» Data for the task

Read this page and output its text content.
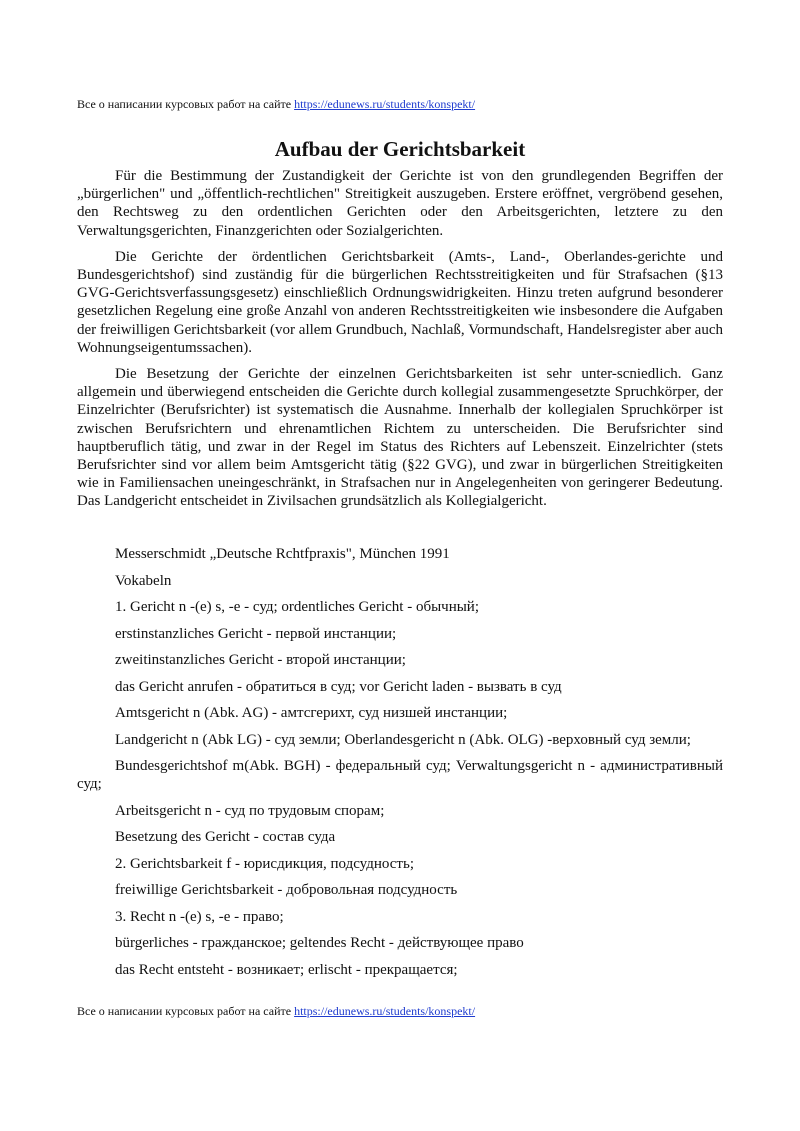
Все о написании курсовых работ на сайте https://edunews.ru/students/konspekt/
Aufbau der Gerichtsbarkeit

Für die Bestimmung der Zustandigkeit der Gerichte ist von den grundlegenden Begriffen der „bürgerlichen" und „öffentlich-rechtlichen" Streitigkeit auszugeben. Erstere eröffnet, vergröbend gesehen, den Rechtsweg zu den ordentlichen Gerichten oder den Arbeitsgerichten, letztere zu den Verwaltungsgerichten, Finanzgerichten oder Sozialgerichten.

Die Gerichte der ördentlichen Gerichtsbarkeit (Amts-, Land-, Oberlandes-gerichte und Bundesgerichtshof) sind zuständig für die bürgerlichen Rechtsstreitigkeiten und für Strafsachen (§13 GVG-Gerichtsverfassungsgesetz) einschließlich Ordnungswidrigkeiten. Hinzu treten aufgrund besonderer gesetzlichen Regelung eine große Anzahl von anderen Rechtsstreitigkeiten wie insbesondere die Aufgaben der freiwilligen Gerichtsbarkeit (vor allem Grundbuch, Nachlaß, Vormundschaft, Handelsregister aber auch Wohnungseigentumssachen).

Die Besetzung der Gerichte der einzelnen Gerichtsbarkeiten ist sehr unter-scniedlich. Ganz allgemein und überwiegend entscheiden die Gerichte durch kollegial zusammengesetzte Spruchkörper, der Einzelrichter (Berufsrichter) ist systematisch die Ausnahme. Innerhalb der kollegialen Spruchkörper ist zwischen Berufsrichtern und ehrenamtlichen Richtem zu unterscheiden. Die Berufsrichter sind hauptberuflich tätig, und zwar in der Regel im Status des Richters auf Lebenszeit. Einzelrichter (stets Berufsrichter sind vor allem beim Amtsgericht tätig (§22 GVG), und zwar in bürgerlichen Streitigkeiten wie in Familiensachen uneingeschränkt, in Strafsachen nur in Angelegenheiten von geringerer Bedeutung. Das Landgericht entscheidet in Zivilsachen grundsätzlich als Kollegialgericht.

Messerschmidt „Deutsche Rchtfpraxis", München 1991

Vokabeln

1. Gericht n -(e) s, -e - суд; ordentliches Gericht - обычный;

erstinstanzliches Gericht - первой инстанции;

zweitinstanzliches Gericht - второй инстанции;

das Gericht anrufen - обратиться в суд; vor Gericht laden - вызвать в суд

Amtsgericht n (Abk. AG) - амтсгерихт, суд низшей инстанции;

Landgericht n (Abk LG) - суд земли; Oberlandesgericht n (Abk. OLG) -верховный суд земли;

Bundesgerichtshof m(Abk. BGH) - федеральный суд; Verwaltungsgericht n - административный суд;

Arbeitsgericht n - суд по трудовым спорам;

Besetzung des Gericht - состав суда

2. Gerichtsbarkeit f - юрисдикция, подсудность;

freiwillige Gerichtsbarkeit - добровольная подсудность

3. Recht n -(e) s, -e - право;

bürgerliches - гражданское; geltendes Recht - действующее право

das Recht entsteht - возникает; erlischt - прекращается;

Все о написании курсовых работ на сайте https://edunews.ru/students/konspekt/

» Problem statement
Transcribe the records word for word and include no pictures.

» Worked solution
Read this page and output its text content.
Все о написании курсовых работ на сайте https://edunews.ru/students/konspekt/
Aufbau der Gerichtsbarkeit

Für die Bestimmung der Zustandigkeit der Gerichte ist von den grundlegenden Begriffen der „bürgerlichen" und „öffentlich-rechtlichen" Streitigkeit auszugeben. Erstere eröffnet, vergröbend gesehen, den Rechtsweg zu den ordentlichen Gerichten oder den Arbeitsgerichten, letztere zu den Verwaltungsgerichten, Finanzgerichten oder Sozialgerichten.

Die Gerichte der ördentlichen Gerichtsbarkeit (Amts-, Land-, Oberlandes-gerichte und Bundesgerichtshof) sind zuständig für die bürgerlichen Rechtsstreitigkeiten und für Strafsachen (§13 GVG-Gerichtsverfassungsgesetz) einschließlich Ordnungswidrigkeiten. Hinzu treten aufgrund besonderer gesetzlichen Regelung eine große Anzahl von anderen Rechtsstreitigkeiten wie insbesondere die Aufgaben der freiwilligen Gerichtsbarkeit (vor allem Grundbuch, Nachlaß, Vormundschaft, Handelsregister aber auch Wohnungseigentumssachen).

Die Besetzung der Gerichte der einzelnen Gerichtsbarkeiten ist sehr unter-scniedlich. Ganz allgemein und überwiegend entscheiden die Gerichte durch kollegial zusammengesetzte Spruchkörper, der Einzelrichter (Berufsrichter) ist systematisch die Ausnahme. Innerhalb der kollegialen Spruchkörper ist zwischen Berufsrichtern und ehrenamtlichen Richtem zu unterscheiden. Die Berufsrichter sind hauptberuflich tätig, und zwar in der Regel im Status des Richters auf Lebenszeit. Einzelrichter (stets Berufsrichter sind vor allem beim Amtsgericht tätig (§22 GVG), und zwar in bürgerlichen Streitigkeiten wie in Familiensachen uneingeschränkt, in Strafsachen nur in Angelegenheiten von geringerer Bedeutung. Das Landgericht entscheidet in Zivilsachen grundsätzlich als Kollegialgericht.

Messerschmidt „Deutsche Rchtfpraxis", München 1991

Vokabeln

1. Gericht n -(e) s, -e - суд; ordentliches Gericht - обычный;

erstinstanzliches Gericht - первой инстанции;

zweitinstanzliches Gericht - второй инстанции;

das Gericht anrufen - обратиться в суд; vor Gericht laden - вызвать в суд

Amtsgericht n (Abk. AG) - амтсгерихт, суд низшей инстанции;

Landgericht n (Abk LG) - суд земли; Oberlandesgericht n (Abk. OLG) -верховный суд земли;

Bundesgerichtshof m(Abk. BGH) - федеральный суд; Verwaltungsgericht n - административный суд;

Arbeitsgericht n - суд по трудовым спорам;

Besetzung des Gericht - состав суда

2. Gerichtsbarkeit f - юрисдикция, подсудность;

freiwillige Gerichtsbarkeit - добровольная подсудность

3. Recht n -(e) s, -e - право;

bürgerliches - гражданское; geltendes Recht - действующее право

das Recht entsteht - возникает; erlischt - прекращается;

Все о написании курсовых работ на сайте https://edunews.ru/students/konspekt/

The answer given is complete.